▶ **REQUIRED WORK**: Copy all lines below containing "this".

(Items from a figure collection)
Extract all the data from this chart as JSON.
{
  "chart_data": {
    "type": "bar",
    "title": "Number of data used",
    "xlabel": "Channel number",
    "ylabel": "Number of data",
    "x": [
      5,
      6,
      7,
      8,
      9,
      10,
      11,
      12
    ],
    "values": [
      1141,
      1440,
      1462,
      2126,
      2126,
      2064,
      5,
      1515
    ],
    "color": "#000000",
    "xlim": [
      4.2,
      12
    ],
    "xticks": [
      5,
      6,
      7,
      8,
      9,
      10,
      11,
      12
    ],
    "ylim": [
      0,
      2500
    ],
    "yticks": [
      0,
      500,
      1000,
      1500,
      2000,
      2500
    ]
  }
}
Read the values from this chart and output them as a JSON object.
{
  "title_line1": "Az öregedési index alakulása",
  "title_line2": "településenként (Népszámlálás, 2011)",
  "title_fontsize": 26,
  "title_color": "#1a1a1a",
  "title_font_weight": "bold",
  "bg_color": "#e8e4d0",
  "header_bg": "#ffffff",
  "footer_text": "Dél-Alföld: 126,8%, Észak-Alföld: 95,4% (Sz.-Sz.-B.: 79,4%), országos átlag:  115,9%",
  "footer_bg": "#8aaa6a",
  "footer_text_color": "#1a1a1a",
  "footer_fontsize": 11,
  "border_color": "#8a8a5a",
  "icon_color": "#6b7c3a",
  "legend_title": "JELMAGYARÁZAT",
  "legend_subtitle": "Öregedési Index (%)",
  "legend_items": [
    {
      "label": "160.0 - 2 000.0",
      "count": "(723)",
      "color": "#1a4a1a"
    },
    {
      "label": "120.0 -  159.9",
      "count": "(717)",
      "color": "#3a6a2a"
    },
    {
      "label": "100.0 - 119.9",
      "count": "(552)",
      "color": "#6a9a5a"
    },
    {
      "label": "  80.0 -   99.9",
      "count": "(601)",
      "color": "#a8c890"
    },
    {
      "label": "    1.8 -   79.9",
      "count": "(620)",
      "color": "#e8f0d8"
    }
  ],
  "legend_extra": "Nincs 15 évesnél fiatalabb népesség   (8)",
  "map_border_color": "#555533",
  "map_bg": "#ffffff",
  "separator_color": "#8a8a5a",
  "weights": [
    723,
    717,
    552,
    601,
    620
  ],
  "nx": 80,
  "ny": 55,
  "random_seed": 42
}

▶ **TASK ANSWER**:
Extract all the data from this chart as JSON.
Read the values from this chart and output them as a JSON object.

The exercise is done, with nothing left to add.